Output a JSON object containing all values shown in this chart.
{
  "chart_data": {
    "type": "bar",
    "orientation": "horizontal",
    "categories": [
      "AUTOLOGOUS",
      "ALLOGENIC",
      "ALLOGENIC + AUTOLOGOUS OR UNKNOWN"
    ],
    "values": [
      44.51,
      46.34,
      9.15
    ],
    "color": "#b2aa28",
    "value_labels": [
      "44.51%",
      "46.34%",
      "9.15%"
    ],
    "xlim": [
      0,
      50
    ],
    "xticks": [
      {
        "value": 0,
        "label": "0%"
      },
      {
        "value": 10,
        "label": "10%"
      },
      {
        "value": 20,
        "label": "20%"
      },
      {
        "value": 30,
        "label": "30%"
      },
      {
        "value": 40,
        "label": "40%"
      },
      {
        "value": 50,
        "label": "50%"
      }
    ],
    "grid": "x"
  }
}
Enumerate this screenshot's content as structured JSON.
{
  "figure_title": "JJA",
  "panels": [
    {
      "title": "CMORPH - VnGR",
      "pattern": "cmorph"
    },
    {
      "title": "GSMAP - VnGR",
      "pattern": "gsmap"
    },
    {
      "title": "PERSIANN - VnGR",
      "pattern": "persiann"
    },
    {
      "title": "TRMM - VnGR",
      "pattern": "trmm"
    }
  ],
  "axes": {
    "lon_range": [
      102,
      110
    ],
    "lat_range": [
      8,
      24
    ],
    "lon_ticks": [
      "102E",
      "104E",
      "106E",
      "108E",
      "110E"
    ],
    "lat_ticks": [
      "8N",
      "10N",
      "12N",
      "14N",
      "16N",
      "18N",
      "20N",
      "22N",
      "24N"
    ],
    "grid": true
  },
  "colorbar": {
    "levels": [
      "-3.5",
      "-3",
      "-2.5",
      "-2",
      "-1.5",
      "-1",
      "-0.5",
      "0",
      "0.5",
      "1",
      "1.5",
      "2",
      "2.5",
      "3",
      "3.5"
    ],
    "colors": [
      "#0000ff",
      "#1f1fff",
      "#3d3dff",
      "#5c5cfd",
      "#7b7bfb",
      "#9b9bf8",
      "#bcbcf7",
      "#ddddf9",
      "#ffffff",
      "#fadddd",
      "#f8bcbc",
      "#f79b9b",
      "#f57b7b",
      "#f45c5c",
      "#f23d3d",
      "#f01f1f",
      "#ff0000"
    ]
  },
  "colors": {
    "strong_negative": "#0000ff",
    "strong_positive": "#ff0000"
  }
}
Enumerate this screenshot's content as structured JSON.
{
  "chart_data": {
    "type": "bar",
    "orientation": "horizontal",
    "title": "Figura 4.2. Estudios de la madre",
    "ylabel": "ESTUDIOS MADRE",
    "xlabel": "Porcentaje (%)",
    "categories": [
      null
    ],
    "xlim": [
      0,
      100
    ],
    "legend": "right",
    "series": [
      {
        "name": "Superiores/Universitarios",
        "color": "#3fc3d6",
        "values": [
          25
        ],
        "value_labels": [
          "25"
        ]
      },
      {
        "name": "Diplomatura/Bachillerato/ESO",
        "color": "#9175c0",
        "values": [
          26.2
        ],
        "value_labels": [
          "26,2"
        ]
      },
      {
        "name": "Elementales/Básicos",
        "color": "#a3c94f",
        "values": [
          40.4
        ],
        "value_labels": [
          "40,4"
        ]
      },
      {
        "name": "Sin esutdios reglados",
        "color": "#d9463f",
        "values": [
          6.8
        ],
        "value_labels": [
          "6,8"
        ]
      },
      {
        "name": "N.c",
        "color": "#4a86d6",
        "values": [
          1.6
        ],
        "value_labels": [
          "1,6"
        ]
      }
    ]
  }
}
******************************
PROBLEM STATEMENT: Tally up the lines in the preceding listing that contain the string "pattern". Respond with the number and nothing else.

REPLY TO THE EXERCISE: 4